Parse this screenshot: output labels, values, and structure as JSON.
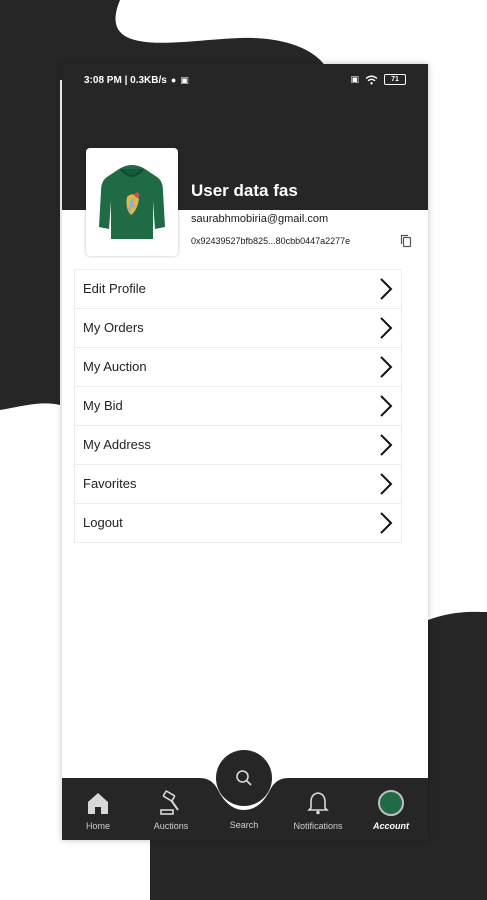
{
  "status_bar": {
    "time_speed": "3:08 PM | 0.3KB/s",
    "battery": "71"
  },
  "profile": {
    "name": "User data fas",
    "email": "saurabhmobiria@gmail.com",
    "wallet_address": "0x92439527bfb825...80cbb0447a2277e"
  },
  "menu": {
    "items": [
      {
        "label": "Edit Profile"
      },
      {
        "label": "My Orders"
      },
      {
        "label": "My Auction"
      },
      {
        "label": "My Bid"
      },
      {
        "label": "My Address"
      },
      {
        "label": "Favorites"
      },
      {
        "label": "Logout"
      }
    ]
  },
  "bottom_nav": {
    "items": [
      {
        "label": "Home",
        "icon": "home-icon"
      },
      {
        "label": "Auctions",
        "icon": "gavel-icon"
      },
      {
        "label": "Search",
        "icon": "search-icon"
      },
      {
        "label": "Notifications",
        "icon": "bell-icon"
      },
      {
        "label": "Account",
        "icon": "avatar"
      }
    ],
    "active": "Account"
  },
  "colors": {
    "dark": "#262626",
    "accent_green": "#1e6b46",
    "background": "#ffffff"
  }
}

::::::

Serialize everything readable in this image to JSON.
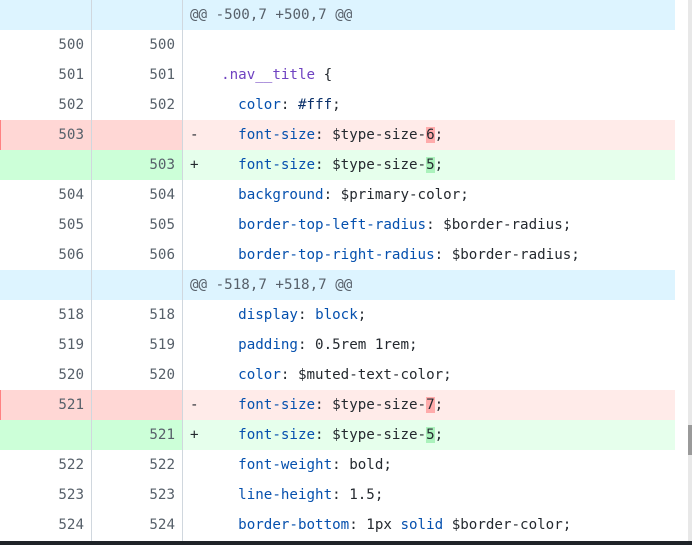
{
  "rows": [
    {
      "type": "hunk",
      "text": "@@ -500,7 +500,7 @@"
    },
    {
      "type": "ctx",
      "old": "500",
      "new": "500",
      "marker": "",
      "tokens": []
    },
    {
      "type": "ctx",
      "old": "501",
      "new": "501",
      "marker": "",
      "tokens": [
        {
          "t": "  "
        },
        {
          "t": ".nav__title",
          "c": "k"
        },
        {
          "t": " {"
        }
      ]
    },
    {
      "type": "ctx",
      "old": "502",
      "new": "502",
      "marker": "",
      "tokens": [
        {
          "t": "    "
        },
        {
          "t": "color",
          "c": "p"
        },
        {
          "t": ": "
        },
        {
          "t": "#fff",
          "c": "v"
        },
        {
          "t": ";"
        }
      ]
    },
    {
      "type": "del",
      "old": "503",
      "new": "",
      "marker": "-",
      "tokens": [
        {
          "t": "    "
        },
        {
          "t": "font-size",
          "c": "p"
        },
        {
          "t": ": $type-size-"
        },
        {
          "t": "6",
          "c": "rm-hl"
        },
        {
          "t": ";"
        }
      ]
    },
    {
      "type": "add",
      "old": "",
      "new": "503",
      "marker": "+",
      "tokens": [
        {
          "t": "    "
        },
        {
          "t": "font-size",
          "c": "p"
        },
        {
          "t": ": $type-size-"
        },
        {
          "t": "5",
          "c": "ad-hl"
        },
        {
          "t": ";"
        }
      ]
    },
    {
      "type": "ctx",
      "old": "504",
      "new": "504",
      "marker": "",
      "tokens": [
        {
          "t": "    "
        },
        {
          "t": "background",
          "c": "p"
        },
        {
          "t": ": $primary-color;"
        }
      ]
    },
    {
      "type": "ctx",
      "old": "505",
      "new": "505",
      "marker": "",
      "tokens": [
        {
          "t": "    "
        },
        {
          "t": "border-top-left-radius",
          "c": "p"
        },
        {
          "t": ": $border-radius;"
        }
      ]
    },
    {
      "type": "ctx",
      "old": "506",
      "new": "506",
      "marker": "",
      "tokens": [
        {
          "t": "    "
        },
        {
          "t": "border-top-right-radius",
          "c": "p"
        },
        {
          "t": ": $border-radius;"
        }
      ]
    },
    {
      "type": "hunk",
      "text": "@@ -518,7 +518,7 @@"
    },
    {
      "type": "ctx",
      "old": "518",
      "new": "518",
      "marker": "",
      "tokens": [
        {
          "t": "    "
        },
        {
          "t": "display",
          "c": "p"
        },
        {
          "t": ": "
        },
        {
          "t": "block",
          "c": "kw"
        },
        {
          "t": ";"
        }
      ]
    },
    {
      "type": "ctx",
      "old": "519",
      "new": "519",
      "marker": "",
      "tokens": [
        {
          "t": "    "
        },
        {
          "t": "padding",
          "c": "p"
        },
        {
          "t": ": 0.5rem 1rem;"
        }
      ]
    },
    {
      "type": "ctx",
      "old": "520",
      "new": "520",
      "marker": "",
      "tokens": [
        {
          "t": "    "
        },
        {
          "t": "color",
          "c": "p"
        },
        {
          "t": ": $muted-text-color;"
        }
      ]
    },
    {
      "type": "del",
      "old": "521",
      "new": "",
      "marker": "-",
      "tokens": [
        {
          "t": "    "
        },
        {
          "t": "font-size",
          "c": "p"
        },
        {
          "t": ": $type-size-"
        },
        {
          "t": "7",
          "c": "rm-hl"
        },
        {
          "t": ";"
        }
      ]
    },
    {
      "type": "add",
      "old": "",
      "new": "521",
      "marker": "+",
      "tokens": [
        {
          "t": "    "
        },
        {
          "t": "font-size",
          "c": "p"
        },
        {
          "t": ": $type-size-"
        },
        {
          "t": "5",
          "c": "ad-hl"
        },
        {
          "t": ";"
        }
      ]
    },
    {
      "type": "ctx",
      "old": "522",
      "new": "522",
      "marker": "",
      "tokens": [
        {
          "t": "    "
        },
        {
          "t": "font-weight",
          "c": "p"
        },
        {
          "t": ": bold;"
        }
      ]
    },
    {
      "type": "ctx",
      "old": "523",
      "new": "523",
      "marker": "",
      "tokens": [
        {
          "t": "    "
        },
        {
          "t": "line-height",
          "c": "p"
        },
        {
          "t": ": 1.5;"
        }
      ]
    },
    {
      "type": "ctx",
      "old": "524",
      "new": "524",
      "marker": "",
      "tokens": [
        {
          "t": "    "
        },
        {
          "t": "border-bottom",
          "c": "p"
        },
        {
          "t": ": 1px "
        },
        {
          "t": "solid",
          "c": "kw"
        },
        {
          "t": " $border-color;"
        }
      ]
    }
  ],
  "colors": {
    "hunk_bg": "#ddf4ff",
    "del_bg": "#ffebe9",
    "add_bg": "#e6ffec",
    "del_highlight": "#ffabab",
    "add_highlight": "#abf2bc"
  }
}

::::::

◆ What you have to do: Look through the material and copy each line that has "radius".

◆ Finished exercise:
          "t": "border-top-left-radius",
          "t": ": $border-radius;"
          "t": "border-top-right-radius",
          "t": ": $border-radius;"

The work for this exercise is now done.